[Stored items from a collection]
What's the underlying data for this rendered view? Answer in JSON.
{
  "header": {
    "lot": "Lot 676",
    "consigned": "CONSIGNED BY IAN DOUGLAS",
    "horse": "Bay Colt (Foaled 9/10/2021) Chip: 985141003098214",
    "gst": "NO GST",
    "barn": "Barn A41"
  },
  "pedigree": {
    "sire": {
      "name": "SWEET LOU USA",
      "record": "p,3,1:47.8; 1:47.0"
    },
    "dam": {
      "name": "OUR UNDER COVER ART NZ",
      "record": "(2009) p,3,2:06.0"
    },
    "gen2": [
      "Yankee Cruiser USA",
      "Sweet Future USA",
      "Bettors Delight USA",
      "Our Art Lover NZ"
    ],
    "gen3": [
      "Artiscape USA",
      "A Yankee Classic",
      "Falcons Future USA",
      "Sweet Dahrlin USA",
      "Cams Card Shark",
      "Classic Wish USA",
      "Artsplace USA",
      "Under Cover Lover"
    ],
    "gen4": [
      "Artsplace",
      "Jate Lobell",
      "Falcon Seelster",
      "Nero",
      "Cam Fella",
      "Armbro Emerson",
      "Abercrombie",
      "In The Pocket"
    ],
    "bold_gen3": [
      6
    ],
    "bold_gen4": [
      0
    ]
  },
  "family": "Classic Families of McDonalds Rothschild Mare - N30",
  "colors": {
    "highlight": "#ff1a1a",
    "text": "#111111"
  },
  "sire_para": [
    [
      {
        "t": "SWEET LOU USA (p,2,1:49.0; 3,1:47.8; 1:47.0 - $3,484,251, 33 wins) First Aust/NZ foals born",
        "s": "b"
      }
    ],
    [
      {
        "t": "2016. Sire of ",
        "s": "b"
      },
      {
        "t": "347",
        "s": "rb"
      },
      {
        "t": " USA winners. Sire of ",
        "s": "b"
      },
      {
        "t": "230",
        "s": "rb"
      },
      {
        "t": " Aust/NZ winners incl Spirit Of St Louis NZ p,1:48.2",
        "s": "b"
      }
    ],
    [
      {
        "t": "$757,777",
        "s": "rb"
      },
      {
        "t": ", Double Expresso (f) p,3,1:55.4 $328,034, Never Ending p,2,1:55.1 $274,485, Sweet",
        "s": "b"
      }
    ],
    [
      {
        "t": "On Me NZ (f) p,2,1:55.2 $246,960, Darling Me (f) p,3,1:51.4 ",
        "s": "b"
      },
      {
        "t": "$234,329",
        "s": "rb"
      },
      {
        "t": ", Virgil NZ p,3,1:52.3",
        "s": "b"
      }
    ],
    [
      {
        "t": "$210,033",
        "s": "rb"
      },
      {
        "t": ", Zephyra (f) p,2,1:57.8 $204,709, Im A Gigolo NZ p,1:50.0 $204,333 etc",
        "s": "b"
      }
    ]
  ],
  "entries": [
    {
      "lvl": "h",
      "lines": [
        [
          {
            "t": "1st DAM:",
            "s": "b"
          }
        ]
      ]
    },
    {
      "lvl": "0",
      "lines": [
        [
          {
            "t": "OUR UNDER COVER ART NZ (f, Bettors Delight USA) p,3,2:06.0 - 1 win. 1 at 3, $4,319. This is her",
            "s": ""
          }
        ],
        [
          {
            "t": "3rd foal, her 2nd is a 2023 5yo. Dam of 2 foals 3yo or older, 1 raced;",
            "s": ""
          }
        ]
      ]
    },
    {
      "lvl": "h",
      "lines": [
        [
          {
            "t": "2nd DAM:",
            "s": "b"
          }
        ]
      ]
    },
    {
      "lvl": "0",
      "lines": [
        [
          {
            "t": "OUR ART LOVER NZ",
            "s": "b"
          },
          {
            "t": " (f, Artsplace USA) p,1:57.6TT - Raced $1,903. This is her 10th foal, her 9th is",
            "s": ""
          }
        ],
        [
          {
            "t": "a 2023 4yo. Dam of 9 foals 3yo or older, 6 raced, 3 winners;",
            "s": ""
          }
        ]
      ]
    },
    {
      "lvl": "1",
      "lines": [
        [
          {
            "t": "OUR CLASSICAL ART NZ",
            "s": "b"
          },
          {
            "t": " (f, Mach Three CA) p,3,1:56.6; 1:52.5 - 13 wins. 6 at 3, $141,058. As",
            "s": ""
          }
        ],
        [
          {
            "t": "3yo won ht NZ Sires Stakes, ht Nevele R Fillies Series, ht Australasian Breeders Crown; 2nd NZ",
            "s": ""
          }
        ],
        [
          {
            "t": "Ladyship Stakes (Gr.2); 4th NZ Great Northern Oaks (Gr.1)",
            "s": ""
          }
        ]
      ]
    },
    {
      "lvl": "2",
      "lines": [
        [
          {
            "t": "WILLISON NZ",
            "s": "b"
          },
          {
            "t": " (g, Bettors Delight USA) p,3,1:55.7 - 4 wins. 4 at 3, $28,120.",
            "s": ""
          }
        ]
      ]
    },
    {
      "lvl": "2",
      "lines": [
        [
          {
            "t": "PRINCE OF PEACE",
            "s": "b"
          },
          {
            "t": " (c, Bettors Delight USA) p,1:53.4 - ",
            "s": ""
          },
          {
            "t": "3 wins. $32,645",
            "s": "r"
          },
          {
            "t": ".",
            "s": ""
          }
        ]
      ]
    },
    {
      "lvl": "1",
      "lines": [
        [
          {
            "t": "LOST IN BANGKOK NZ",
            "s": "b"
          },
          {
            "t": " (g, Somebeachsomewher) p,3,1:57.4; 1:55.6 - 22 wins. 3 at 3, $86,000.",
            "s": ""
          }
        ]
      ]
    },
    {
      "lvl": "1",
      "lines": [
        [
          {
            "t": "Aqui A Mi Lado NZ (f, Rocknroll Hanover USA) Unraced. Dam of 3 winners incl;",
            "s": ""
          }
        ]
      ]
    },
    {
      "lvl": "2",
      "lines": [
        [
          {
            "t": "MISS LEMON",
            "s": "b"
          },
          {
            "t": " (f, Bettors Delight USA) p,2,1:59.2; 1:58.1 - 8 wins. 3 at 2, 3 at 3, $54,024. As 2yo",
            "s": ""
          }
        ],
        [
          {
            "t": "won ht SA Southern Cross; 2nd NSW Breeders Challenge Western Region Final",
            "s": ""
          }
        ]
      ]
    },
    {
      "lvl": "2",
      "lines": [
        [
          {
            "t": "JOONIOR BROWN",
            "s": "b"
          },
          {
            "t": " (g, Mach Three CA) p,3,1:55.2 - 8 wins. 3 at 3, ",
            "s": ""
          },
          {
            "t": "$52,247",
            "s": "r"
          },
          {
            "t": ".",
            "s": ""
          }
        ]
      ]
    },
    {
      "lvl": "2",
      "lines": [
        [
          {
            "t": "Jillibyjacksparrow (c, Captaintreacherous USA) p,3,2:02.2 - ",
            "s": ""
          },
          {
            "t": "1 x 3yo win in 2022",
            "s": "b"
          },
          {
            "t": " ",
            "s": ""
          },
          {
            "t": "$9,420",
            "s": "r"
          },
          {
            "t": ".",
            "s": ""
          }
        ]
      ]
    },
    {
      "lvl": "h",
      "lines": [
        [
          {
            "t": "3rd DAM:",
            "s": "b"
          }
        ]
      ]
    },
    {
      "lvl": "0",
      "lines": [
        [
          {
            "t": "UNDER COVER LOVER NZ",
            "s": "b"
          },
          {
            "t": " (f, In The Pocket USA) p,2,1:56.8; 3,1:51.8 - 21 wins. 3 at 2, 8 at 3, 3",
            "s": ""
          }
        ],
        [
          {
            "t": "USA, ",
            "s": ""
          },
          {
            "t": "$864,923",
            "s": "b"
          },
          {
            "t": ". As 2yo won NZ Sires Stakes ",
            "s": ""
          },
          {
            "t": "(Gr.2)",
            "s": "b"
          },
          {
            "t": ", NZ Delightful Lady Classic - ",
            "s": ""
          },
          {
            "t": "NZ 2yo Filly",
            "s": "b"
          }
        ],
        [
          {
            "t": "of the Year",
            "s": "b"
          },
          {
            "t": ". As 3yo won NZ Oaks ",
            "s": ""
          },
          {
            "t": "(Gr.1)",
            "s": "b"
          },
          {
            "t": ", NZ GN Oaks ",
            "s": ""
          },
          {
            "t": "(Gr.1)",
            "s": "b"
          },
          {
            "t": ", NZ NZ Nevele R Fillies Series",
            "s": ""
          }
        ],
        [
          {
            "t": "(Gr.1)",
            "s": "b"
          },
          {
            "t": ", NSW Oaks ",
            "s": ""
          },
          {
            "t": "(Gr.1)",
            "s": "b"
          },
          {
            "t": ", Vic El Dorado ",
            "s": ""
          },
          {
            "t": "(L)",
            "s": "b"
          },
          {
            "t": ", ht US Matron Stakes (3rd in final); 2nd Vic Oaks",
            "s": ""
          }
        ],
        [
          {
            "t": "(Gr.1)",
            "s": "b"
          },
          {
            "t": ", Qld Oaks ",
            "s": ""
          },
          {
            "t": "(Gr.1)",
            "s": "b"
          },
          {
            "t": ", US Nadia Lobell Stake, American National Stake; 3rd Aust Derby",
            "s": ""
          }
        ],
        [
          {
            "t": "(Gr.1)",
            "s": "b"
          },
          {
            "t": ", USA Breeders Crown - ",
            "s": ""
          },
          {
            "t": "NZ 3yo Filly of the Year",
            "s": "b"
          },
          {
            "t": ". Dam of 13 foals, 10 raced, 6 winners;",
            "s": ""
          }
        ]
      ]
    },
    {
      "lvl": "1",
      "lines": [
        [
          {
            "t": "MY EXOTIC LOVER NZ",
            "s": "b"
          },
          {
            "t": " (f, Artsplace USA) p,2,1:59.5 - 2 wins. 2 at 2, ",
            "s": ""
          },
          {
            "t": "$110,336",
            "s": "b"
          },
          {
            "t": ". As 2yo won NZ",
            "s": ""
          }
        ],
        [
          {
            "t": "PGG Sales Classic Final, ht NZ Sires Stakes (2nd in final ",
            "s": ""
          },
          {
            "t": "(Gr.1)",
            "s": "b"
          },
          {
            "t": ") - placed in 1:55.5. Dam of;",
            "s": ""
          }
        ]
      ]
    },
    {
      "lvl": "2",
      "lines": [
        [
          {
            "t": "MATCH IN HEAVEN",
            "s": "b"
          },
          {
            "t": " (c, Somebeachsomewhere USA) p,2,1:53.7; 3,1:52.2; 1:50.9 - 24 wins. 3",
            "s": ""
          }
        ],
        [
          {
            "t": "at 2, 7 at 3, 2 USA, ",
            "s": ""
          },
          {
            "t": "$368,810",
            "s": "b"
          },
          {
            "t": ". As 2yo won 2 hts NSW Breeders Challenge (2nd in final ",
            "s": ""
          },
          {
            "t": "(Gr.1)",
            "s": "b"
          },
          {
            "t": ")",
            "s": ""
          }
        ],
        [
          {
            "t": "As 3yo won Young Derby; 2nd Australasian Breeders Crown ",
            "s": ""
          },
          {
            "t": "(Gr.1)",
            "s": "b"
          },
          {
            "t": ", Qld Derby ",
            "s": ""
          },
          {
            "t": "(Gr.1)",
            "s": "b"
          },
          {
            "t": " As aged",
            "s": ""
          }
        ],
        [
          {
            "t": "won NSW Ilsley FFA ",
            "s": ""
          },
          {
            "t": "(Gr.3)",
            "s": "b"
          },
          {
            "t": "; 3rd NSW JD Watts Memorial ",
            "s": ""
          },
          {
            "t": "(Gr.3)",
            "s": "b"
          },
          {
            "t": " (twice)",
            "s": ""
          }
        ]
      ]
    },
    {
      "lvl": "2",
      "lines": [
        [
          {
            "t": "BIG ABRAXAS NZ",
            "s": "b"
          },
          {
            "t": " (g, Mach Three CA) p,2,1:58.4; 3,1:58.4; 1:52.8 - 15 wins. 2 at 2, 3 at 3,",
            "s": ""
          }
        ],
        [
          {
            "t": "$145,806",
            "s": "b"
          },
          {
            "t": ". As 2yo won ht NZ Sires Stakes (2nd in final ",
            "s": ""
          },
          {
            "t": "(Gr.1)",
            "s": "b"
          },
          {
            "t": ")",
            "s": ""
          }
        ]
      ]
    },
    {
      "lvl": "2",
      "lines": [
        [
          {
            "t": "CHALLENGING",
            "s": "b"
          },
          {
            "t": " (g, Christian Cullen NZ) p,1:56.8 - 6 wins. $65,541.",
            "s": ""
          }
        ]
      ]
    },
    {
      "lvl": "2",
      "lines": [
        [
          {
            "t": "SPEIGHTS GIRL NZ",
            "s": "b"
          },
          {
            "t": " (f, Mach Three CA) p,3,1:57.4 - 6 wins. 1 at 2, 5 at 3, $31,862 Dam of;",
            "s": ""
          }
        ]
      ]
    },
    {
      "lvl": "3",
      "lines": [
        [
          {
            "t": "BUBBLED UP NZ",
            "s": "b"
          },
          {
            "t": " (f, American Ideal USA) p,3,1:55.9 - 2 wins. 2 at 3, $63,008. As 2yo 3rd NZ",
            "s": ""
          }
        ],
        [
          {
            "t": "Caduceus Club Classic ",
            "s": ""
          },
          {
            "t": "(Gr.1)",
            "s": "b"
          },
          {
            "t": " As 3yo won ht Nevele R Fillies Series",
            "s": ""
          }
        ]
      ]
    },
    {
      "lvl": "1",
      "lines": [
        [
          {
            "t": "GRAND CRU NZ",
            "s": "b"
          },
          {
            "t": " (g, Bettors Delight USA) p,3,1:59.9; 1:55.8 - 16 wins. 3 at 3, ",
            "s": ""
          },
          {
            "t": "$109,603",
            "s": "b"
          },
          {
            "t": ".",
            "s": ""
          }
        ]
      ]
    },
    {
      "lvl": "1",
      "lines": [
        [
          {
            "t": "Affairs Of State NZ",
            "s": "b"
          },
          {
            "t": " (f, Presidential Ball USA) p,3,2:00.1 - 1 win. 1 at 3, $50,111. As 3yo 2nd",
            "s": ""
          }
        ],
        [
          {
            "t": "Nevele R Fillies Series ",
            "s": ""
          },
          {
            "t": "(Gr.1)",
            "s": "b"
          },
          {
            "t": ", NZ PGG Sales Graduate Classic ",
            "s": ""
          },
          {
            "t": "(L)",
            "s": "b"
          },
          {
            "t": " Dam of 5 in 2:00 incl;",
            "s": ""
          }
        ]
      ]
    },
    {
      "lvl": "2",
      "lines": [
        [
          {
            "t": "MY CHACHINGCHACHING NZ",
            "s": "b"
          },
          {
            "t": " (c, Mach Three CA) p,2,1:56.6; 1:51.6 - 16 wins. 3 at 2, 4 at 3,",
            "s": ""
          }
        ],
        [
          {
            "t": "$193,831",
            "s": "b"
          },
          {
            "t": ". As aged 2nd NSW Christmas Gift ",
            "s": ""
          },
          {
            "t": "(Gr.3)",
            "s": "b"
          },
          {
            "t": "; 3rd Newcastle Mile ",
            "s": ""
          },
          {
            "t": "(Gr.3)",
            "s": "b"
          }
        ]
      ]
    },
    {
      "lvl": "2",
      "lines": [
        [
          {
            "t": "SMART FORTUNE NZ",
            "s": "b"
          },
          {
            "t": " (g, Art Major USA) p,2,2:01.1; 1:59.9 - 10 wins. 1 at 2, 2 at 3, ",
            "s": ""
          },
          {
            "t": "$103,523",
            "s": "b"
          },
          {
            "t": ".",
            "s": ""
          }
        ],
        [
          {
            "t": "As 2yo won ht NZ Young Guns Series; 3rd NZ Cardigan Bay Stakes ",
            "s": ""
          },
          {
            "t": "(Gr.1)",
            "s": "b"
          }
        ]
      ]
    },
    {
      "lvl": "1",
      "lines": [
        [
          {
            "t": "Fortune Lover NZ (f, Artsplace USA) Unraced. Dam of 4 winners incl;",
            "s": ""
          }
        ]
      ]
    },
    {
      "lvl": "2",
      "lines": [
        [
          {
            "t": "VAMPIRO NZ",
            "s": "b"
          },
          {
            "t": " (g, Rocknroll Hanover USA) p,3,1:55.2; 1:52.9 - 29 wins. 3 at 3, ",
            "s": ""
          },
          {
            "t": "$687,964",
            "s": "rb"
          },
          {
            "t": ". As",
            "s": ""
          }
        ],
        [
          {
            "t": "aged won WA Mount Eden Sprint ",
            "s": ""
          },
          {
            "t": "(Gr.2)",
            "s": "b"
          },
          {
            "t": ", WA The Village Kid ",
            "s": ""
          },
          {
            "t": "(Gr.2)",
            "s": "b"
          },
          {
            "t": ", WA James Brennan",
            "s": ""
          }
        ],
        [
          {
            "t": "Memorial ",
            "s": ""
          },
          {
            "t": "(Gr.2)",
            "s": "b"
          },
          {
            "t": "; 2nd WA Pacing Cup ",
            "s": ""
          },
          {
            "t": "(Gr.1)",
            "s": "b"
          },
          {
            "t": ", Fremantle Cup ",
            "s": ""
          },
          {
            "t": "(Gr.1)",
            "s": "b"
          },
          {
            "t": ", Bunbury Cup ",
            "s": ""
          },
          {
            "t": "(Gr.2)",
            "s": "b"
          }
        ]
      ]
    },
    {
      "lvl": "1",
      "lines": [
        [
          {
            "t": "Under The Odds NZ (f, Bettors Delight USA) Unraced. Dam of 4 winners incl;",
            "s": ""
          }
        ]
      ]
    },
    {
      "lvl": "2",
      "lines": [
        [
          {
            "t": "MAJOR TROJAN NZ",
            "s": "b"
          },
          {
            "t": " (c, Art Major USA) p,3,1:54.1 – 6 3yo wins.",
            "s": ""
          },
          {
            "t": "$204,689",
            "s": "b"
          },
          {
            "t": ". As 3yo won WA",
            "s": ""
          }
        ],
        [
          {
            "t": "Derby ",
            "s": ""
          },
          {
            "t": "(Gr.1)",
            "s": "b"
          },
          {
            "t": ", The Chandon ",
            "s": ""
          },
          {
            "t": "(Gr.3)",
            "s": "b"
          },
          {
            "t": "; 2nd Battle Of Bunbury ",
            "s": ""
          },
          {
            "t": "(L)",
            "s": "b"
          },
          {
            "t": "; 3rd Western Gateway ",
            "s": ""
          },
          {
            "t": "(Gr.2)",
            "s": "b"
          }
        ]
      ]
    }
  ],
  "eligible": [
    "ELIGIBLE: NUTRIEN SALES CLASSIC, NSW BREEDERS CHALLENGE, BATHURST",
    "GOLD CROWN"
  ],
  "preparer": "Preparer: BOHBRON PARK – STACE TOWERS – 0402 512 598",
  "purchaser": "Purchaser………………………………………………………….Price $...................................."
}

- Given problem
Using the records above, pull out each line where the word "American" occurs.

- Complete output
            "t": ", US Nadia Lobell Stake, American National Stake; 3rd Aust Derby",
            "t": " (f, American Ideal USA) p,3,1:55.9 - 2 wins. 2 at 3, $63,008. As 2yo 3rd NZ",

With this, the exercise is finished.